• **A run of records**
___
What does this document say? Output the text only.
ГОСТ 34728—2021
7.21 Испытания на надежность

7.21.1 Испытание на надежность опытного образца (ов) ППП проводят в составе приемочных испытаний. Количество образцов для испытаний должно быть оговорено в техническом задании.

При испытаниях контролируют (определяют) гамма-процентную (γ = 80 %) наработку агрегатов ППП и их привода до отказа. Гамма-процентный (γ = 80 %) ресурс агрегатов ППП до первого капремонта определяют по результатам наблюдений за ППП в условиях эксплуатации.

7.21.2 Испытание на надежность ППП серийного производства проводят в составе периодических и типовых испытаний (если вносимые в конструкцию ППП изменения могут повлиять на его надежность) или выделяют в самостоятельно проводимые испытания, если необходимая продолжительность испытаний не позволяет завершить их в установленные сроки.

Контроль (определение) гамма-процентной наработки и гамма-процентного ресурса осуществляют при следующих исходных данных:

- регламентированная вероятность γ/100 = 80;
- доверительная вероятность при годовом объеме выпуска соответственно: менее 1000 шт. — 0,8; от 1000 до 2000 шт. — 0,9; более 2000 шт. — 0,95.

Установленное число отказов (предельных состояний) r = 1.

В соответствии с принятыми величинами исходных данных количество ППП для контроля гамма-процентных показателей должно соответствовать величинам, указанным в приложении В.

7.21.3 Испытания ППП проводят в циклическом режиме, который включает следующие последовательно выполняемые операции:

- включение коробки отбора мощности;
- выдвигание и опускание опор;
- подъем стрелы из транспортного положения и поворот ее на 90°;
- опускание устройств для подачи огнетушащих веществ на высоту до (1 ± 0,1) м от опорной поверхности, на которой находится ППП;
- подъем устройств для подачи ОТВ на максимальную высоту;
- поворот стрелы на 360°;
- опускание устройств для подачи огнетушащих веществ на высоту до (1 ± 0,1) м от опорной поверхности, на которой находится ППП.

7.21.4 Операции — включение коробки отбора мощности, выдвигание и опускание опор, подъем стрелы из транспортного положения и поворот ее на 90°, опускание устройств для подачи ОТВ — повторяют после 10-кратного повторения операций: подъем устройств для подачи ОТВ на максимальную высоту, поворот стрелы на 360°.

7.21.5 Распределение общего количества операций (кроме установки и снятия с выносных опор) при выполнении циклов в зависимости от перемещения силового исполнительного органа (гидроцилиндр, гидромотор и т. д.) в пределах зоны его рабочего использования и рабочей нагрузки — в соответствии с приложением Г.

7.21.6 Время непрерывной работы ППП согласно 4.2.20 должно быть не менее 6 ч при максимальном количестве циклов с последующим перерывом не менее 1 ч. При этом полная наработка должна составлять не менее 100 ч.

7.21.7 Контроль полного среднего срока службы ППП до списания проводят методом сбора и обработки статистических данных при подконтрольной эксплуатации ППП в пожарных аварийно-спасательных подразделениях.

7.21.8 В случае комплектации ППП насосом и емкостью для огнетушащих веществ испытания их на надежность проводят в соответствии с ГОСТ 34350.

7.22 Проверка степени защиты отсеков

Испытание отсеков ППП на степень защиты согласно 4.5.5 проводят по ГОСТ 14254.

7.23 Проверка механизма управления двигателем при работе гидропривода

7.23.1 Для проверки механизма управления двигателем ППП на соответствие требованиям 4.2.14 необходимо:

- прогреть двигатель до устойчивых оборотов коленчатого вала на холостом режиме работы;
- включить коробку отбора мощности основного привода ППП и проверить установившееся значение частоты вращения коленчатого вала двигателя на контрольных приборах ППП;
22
___
• **What you need to do**
Write out every line from the records above, word for word.

• **Correct result**
What does this document say? Output the text only.
ГОСТ 34728—2021
7.21 Испытания на надежность

7.21.1 Испытание на надежность опытного образца (ов) ППП проводят в составе приемочных испытаний. Количество образцов для испытаний должно быть оговорено в техническом задании.

При испытаниях контролируют (определяют) гамма-процентную (γ = 80 %) наработку агрегатов ППП и их привода до отказа. Гамма-процентный (γ = 80 %) ресурс агрегатов ППП до первого капремонта определяют по результатам наблюдений за ППП в условиях эксплуатации.

7.21.2 Испытание на надежность ППП серийного производства проводят в составе периодических и типовых испытаний (если вносимые в конструкцию ППП изменения могут повлиять на его надежность) или выделяют в самостоятельно проводимые испытания, если необходимая продолжительность испытаний не позволяет завершить их в установленные сроки.

Контроль (определение) гамма-процентной наработки и гамма-процентного ресурса осуществляют при следующих исходных данных:

- регламентированная вероятность γ/100 = 80;
- доверительная вероятность при годовом объеме выпуска соответственно: менее 1000 шт. — 0,8; от 1000 до 2000 шт. — 0,9; более 2000 шт. — 0,95.

Установленное число отказов (предельных состояний) r = 1.

В соответствии с принятыми величинами исходных данных количество ППП для контроля гамма-процентных показателей должно соответствовать величинам, указанным в приложении В.

7.21.3 Испытания ППП проводят в циклическом режиме, который включает следующие последовательно выполняемые операции:

- включение коробки отбора мощности;
- выдвигание и опускание опор;
- подъем стрелы из транспортного положения и поворот ее на 90°;
- опускание устройств для подачи огнетушащих веществ на высоту до (1 ± 0,1) м от опорной поверхности, на которой находится ППП;
- подъем устройств для подачи ОТВ на максимальную высоту;
- поворот стрелы на 360°;
- опускание устройств для подачи огнетушащих веществ на высоту до (1 ± 0,1) м от опорной поверхности, на которой находится ППП.

7.21.4 Операции — включение коробки отбора мощности, выдвигание и опускание опор, подъем стрелы из транспортного положения и поворот ее на 90°, опускание устройств для подачи ОТВ — повторяют после 10-кратного повторения операций: подъем устройств для подачи ОТВ на максимальную высоту, поворот стрелы на 360°.

7.21.5 Распределение общего количества операций (кроме установки и снятия с выносных опор) при выполнении циклов в зависимости от перемещения силового исполнительного органа (гидроцилиндр, гидромотор и т. д.) в пределах зоны его рабочего использования и рабочей нагрузки — в соответствии с приложением Г.

7.21.6 Время непрерывной работы ППП согласно 4.2.20 должно быть не менее 6 ч при максимальном количестве циклов с последующим перерывом не менее 1 ч. При этом полная наработка должна составлять не менее 100 ч.

7.21.7 Контроль полного среднего срока службы ППП до списания проводят методом сбора и обработки статистических данных при подконтрольной эксплуатации ППП в пожарных аварийно-спасательных подразделениях.

7.21.8 В случае комплектации ППП насосом и емкостью для огнетушащих веществ испытания их на надежность проводят в соответствии с ГОСТ 34350.

7.22 Проверка степени защиты отсеков

Испытание отсеков ППП на степень защиты согласно 4.5.5 проводят по ГОСТ 14254.

7.23 Проверка механизма управления двигателем при работе гидропривода

7.23.1 Для проверки механизма управления двигателем ППП на соответствие требованиям 4.2.14 необходимо:

- прогреть двигатель до устойчивых оборотов коленчатого вала на холостом режиме работы;
- включить коробку отбора мощности основного привода ППП и проверить установившееся значение частоты вращения коленчатого вала двигателя на контрольных приборах ППП;
22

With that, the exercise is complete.